**** Task data ****
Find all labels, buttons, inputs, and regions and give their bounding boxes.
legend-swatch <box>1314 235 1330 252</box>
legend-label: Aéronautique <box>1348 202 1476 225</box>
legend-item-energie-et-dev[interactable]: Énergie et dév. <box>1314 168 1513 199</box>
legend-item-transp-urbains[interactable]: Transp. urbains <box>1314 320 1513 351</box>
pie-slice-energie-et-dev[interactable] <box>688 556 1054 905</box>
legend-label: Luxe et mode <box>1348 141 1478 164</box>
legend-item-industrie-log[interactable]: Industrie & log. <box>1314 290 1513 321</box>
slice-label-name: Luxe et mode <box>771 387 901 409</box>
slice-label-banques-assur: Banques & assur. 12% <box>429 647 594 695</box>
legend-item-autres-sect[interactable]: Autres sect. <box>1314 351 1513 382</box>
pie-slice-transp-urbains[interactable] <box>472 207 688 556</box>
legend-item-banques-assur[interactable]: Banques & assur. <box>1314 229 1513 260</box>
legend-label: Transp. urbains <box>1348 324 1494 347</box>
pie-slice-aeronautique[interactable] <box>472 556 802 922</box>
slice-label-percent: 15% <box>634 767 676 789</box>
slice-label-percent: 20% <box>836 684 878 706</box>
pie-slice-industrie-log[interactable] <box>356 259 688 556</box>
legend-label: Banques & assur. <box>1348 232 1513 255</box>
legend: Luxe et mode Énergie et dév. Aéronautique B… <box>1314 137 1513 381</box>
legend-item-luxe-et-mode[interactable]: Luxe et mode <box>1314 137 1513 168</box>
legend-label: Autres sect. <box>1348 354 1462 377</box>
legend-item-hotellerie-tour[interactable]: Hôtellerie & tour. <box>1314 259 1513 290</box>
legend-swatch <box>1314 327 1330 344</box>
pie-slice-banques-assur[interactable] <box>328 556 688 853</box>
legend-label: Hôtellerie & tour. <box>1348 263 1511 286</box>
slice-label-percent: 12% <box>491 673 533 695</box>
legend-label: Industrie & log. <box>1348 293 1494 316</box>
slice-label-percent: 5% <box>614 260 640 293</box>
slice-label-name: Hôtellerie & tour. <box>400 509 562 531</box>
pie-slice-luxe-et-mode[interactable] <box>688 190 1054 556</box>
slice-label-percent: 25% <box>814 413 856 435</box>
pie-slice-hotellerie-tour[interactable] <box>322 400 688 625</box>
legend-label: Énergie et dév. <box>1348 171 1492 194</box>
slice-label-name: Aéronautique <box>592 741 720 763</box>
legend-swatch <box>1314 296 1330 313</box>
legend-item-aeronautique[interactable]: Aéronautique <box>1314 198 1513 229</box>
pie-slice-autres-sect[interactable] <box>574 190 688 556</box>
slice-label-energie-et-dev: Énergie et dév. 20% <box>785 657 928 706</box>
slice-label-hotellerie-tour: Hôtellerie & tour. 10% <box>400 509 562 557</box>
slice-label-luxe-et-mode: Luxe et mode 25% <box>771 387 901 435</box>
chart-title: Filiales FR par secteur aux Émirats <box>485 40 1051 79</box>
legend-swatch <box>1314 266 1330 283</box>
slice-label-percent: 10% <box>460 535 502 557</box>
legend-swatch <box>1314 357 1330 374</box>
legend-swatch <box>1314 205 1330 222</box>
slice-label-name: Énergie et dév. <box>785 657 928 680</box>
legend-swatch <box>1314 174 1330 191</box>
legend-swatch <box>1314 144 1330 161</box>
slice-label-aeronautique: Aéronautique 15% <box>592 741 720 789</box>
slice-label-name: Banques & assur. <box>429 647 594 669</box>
****
* [What is asked]
Quote every line of the data above word for word, from first to last.

* [Answer to this task]
Find all labels, buttons, inputs, and regions and give their bounding boxes.
legend-swatch <box>1314 235 1330 252</box>
legend-label: Aéronautique <box>1348 202 1476 225</box>
legend-item-energie-et-dev[interactable]: Énergie et dév. <box>1314 168 1513 199</box>
legend-item-transp-urbains[interactable]: Transp. urbains <box>1314 320 1513 351</box>
pie-slice-energie-et-dev[interactable] <box>688 556 1054 905</box>
legend-label: Luxe et mode <box>1348 141 1478 164</box>
legend-item-industrie-log[interactable]: Industrie & log. <box>1314 290 1513 321</box>
slice-label-name: Luxe et mode <box>771 387 901 409</box>
slice-label-banques-assur: Banques & assur. 12% <box>429 647 594 695</box>
legend-item-autres-sect[interactable]: Autres sect. <box>1314 351 1513 382</box>
pie-slice-transp-urbains[interactable] <box>472 207 688 556</box>
legend-item-banques-assur[interactable]: Banques & assur. <box>1314 229 1513 260</box>
legend-label: Transp. urbains <box>1348 324 1494 347</box>
pie-slice-aeronautique[interactable] <box>472 556 802 922</box>
slice-label-percent: 15% <box>634 767 676 789</box>
slice-label-percent: 20% <box>836 684 878 706</box>
pie-slice-industrie-log[interactable] <box>356 259 688 556</box>
legend-label: Banques & assur. <box>1348 232 1513 255</box>
legend: Luxe et mode Énergie et dév. Aéronautique B… <box>1314 137 1513 381</box>
legend-item-luxe-et-mode[interactable]: Luxe et mode <box>1314 137 1513 168</box>
legend-label: Autres sect. <box>1348 354 1462 377</box>
legend-item-hotellerie-tour[interactable]: Hôtellerie & tour. <box>1314 259 1513 290</box>
legend-swatch <box>1314 327 1330 344</box>
pie-slice-banques-assur[interactable] <box>328 556 688 853</box>
legend-label: Hôtellerie & tour. <box>1348 263 1511 286</box>
slice-label-percent: 12% <box>491 673 533 695</box>
legend-label: Industrie & log. <box>1348 293 1494 316</box>
slice-label-percent: 5% <box>614 260 640 293</box>
slice-label-name: Hôtellerie & tour. <box>400 509 562 531</box>
pie-slice-luxe-et-mode[interactable] <box>688 190 1054 556</box>
slice-label-percent: 25% <box>814 413 856 435</box>
pie-slice-hotellerie-tour[interactable] <box>322 400 688 625</box>
legend-label: Énergie et dév. <box>1348 171 1492 194</box>
slice-label-name: Aéronautique <box>592 741 720 763</box>
legend-swatch <box>1314 296 1330 313</box>
legend-item-aeronautique[interactable]: Aéronautique <box>1314 198 1513 229</box>
pie-slice-autres-sect[interactable] <box>574 190 688 556</box>
slice-label-energie-et-dev: Énergie et dév. 20% <box>785 657 928 706</box>
slice-label-hotellerie-tour: Hôtellerie & tour. 10% <box>400 509 562 557</box>
slice-label-luxe-et-mode: Luxe et mode 25% <box>771 387 901 435</box>
chart-title: Filiales FR par secteur aux Émirats <box>485 40 1051 79</box>
legend-swatch <box>1314 266 1330 283</box>
slice-label-percent: 10% <box>460 535 502 557</box>
legend-swatch <box>1314 357 1330 374</box>
legend-swatch <box>1314 205 1330 222</box>
slice-label-name: Énergie et dév. <box>785 657 928 680</box>
legend-swatch <box>1314 174 1330 191</box>
legend-swatch <box>1314 144 1330 161</box>
slice-label-aeronautique: Aéronautique 15% <box>592 741 720 789</box>
slice-label-name: Banques & assur. <box>429 647 594 669</box>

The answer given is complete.